**Requirements:** Print out the material that follows word for word.

**Records for the task:**
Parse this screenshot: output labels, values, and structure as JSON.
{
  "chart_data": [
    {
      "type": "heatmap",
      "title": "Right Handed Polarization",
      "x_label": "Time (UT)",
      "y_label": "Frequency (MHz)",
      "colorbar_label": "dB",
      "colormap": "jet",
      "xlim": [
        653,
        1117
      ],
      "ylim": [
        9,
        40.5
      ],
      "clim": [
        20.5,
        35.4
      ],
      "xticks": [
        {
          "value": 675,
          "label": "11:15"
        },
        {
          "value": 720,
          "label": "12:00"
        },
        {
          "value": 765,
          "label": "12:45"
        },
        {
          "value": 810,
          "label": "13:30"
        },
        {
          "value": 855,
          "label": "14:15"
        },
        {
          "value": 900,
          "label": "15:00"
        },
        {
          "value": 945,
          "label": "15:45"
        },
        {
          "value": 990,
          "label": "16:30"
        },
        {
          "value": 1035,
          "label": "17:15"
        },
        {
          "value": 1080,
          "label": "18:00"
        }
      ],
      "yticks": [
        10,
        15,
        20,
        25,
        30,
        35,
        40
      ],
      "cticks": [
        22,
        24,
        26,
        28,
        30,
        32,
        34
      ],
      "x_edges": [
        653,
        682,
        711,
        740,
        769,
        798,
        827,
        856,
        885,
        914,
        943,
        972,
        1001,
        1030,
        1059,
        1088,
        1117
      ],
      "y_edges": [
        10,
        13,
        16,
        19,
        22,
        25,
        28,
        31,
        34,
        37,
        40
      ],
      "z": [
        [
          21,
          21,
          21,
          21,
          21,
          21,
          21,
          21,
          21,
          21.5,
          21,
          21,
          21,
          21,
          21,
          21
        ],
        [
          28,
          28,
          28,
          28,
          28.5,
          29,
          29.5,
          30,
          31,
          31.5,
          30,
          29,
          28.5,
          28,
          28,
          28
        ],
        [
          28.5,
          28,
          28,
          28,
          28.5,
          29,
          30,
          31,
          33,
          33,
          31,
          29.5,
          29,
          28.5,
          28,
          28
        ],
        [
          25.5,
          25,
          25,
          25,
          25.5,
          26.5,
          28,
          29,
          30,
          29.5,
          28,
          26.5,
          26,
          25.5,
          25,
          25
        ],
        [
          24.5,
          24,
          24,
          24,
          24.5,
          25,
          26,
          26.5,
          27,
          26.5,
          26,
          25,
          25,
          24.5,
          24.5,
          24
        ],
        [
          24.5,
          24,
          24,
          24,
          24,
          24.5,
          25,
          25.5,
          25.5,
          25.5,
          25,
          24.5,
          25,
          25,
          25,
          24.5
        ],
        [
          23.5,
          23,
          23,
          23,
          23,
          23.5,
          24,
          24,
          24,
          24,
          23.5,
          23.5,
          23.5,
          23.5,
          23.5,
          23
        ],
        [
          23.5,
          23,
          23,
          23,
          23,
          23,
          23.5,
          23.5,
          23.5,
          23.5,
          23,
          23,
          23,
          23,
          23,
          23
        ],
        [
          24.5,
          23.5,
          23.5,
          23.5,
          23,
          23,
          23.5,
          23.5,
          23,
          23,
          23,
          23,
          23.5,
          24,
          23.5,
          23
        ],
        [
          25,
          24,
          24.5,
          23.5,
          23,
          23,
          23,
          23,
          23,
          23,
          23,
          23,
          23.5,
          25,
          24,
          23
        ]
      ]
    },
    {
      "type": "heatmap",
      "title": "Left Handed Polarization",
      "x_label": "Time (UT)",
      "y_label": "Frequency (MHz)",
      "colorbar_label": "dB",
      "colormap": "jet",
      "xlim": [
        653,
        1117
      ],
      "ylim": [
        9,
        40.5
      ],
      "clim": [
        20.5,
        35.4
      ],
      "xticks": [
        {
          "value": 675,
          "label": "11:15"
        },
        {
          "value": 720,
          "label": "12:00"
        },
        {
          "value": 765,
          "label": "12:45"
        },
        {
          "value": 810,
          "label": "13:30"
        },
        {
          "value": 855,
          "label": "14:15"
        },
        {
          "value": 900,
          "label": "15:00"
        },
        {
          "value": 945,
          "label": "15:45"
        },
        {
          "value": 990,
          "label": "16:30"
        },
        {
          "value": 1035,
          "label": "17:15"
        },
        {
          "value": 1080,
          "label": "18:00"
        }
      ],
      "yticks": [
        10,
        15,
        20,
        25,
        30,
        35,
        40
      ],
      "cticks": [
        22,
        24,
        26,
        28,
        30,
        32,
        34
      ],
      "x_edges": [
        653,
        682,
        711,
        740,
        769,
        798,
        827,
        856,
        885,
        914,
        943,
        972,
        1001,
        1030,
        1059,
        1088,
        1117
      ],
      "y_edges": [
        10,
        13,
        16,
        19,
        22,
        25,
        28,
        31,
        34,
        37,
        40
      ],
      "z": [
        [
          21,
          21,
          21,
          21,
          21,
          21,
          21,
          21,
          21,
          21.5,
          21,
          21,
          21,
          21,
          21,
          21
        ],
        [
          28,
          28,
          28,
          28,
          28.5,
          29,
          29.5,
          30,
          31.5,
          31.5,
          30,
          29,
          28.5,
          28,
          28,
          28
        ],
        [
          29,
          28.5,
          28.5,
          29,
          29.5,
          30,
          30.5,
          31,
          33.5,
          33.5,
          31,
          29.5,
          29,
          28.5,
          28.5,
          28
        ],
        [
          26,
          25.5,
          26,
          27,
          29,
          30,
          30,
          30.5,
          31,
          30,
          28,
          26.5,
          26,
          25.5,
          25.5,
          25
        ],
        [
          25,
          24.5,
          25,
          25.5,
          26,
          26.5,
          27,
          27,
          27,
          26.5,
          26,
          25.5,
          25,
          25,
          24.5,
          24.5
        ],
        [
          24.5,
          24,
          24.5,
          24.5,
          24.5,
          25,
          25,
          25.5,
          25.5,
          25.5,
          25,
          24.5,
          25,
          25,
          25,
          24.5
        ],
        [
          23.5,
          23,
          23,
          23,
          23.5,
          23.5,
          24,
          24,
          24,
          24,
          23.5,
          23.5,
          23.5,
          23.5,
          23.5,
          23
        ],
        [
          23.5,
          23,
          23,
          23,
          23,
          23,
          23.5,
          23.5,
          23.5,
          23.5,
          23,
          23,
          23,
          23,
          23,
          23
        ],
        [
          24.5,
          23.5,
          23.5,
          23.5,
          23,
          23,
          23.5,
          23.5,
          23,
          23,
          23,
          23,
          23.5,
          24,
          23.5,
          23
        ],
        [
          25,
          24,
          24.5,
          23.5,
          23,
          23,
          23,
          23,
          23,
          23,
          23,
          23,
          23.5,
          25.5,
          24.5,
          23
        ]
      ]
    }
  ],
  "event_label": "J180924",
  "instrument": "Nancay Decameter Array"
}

**Reply to the exercise:**
Parse this screenshot: output labels, values, and structure as JSON.
{
  "chart_data": [
    {
      "type": "heatmap",
      "title": "Right Handed Polarization",
      "x_label": "Time (UT)",
      "y_label": "Frequency (MHz)",
      "colorbar_label": "dB",
      "colormap": "jet",
      "xlim": [
        653,
        1117
      ],
      "ylim": [
        9,
        40.5
      ],
      "clim": [
        20.5,
        35.4
      ],
      "xticks": [
        {
          "value": 675,
          "label": "11:15"
        },
        {
          "value": 720,
          "label": "12:00"
        },
        {
          "value": 765,
          "label": "12:45"
        },
        {
          "value": 810,
          "label": "13:30"
        },
        {
          "value": 855,
          "label": "14:15"
        },
        {
          "value": 900,
          "label": "15:00"
        },
        {
          "value": 945,
          "label": "15:45"
        },
        {
          "value": 990,
          "label": "16:30"
        },
        {
          "value": 1035,
          "label": "17:15"
        },
        {
          "value": 1080,
          "label": "18:00"
        }
      ],
      "yticks": [
        10,
        15,
        20,
        25,
        30,
        35,
        40
      ],
      "cticks": [
        22,
        24,
        26,
        28,
        30,
        32,
        34
      ],
      "x_edges": [
        653,
        682,
        711,
        740,
        769,
        798,
        827,
        856,
        885,
        914,
        943,
        972,
        1001,
        1030,
        1059,
        1088,
        1117
      ],
      "y_edges": [
        10,
        13,
        16,
        19,
        22,
        25,
        28,
        31,
        34,
        37,
        40
      ],
      "z": [
        [
          21,
          21,
          21,
          21,
          21,
          21,
          21,
          21,
          21,
          21.5,
          21,
          21,
          21,
          21,
          21,
          21
        ],
        [
          28,
          28,
          28,
          28,
          28.5,
          29,
          29.5,
          30,
          31,
          31.5,
          30,
          29,
          28.5,
          28,
          28,
          28
        ],
        [
          28.5,
          28,
          28,
          28,
          28.5,
          29,
          30,
          31,
          33,
          33,
          31,
          29.5,
          29,
          28.5,
          28,
          28
        ],
        [
          25.5,
          25,
          25,
          25,
          25.5,
          26.5,
          28,
          29,
          30,
          29.5,
          28,
          26.5,
          26,
          25.5,
          25,
          25
        ],
        [
          24.5,
          24,
          24,
          24,
          24.5,
          25,
          26,
          26.5,
          27,
          26.5,
          26,
          25,
          25,
          24.5,
          24.5,
          24
        ],
        [
          24.5,
          24,
          24,
          24,
          24,
          24.5,
          25,
          25.5,
          25.5,
          25.5,
          25,
          24.5,
          25,
          25,
          25,
          24.5
        ],
        [
          23.5,
          23,
          23,
          23,
          23,
          23.5,
          24,
          24,
          24,
          24,
          23.5,
          23.5,
          23.5,
          23.5,
          23.5,
          23
        ],
        [
          23.5,
          23,
          23,
          23,
          23,
          23,
          23.5,
          23.5,
          23.5,
          23.5,
          23,
          23,
          23,
          23,
          23,
          23
        ],
        [
          24.5,
          23.5,
          23.5,
          23.5,
          23,
          23,
          23.5,
          23.5,
          23,
          23,
          23,
          23,
          23.5,
          24,
          23.5,
          23
        ],
        [
          25,
          24,
          24.5,
          23.5,
          23,
          23,
          23,
          23,
          23,
          23,
          23,
          23,
          23.5,
          25,
          24,
          23
        ]
      ]
    },
    {
      "type": "heatmap",
      "title": "Left Handed Polarization",
      "x_label": "Time (UT)",
      "y_label": "Frequency (MHz)",
      "colorbar_label": "dB",
      "colormap": "jet",
      "xlim": [
        653,
        1117
      ],
      "ylim": [
        9,
        40.5
      ],
      "clim": [
        20.5,
        35.4
      ],
      "xticks": [
        {
          "value": 675,
          "label": "11:15"
        },
        {
          "value": 720,
          "label": "12:00"
        },
        {
          "value": 765,
          "label": "12:45"
        },
        {
          "value": 810,
          "label": "13:30"
        },
        {
          "value": 855,
          "label": "14:15"
        },
        {
          "value": 900,
          "label": "15:00"
        },
        {
          "value": 945,
          "label": "15:45"
        },
        {
          "value": 990,
          "label": "16:30"
        },
        {
          "value": 1035,
          "label": "17:15"
        },
        {
          "value": 1080,
          "label": "18:00"
        }
      ],
      "yticks": [
        10,
        15,
        20,
        25,
        30,
        35,
        40
      ],
      "cticks": [
        22,
        24,
        26,
        28,
        30,
        32,
        34
      ],
      "x_edges": [
        653,
        682,
        711,
        740,
        769,
        798,
        827,
        856,
        885,
        914,
        943,
        972,
        1001,
        1030,
        1059,
        1088,
        1117
      ],
      "y_edges": [
        10,
        13,
        16,
        19,
        22,
        25,
        28,
        31,
        34,
        37,
        40
      ],
      "z": [
        [
          21,
          21,
          21,
          21,
          21,
          21,
          21,
          21,
          21,
          21.5,
          21,
          21,
          21,
          21,
          21,
          21
        ],
        [
          28,
          28,
          28,
          28,
          28.5,
          29,
          29.5,
          30,
          31.5,
          31.5,
          30,
          29,
          28.5,
          28,
          28,
          28
        ],
        [
          29,
          28.5,
          28.5,
          29,
          29.5,
          30,
          30.5,
          31,
          33.5,
          33.5,
          31,
          29.5,
          29,
          28.5,
          28.5,
          28
        ],
        [
          26,
          25.5,
          26,
          27,
          29,
          30,
          30,
          30.5,
          31,
          30,
          28,
          26.5,
          26,
          25.5,
          25.5,
          25
        ],
        [
          25,
          24.5,
          25,
          25.5,
          26,
          26.5,
          27,
          27,
          27,
          26.5,
          26,
          25.5,
          25,
          25,
          24.5,
          24.5
        ],
        [
          24.5,
          24,
          24.5,
          24.5,
          24.5,
          25,
          25,
          25.5,
          25.5,
          25.5,
          25,
          24.5,
          25,
          25,
          25,
          24.5
        ],
        [
          23.5,
          23,
          23,
          23,
          23.5,
          23.5,
          24,
          24,
          24,
          24,
          23.5,
          23.5,
          23.5,
          23.5,
          23.5,
          23
        ],
        [
          23.5,
          23,
          23,
          23,
          23,
          23,
          23.5,
          23.5,
          23.5,
          23.5,
          23,
          23,
          23,
          23,
          23,
          23
        ],
        [
          24.5,
          23.5,
          23.5,
          23.5,
          23,
          23,
          23.5,
          23.5,
          23,
          23,
          23,
          23,
          23.5,
          24,
          23.5,
          23
        ],
        [
          25,
          24,
          24.5,
          23.5,
          23,
          23,
          23,
          23,
          23,
          23,
          23,
          23,
          23.5,
          25.5,
          24.5,
          23
        ]
      ]
    }
  ],
  "event_label": "J180924",
  "instrument": "Nancay Decameter Array"
}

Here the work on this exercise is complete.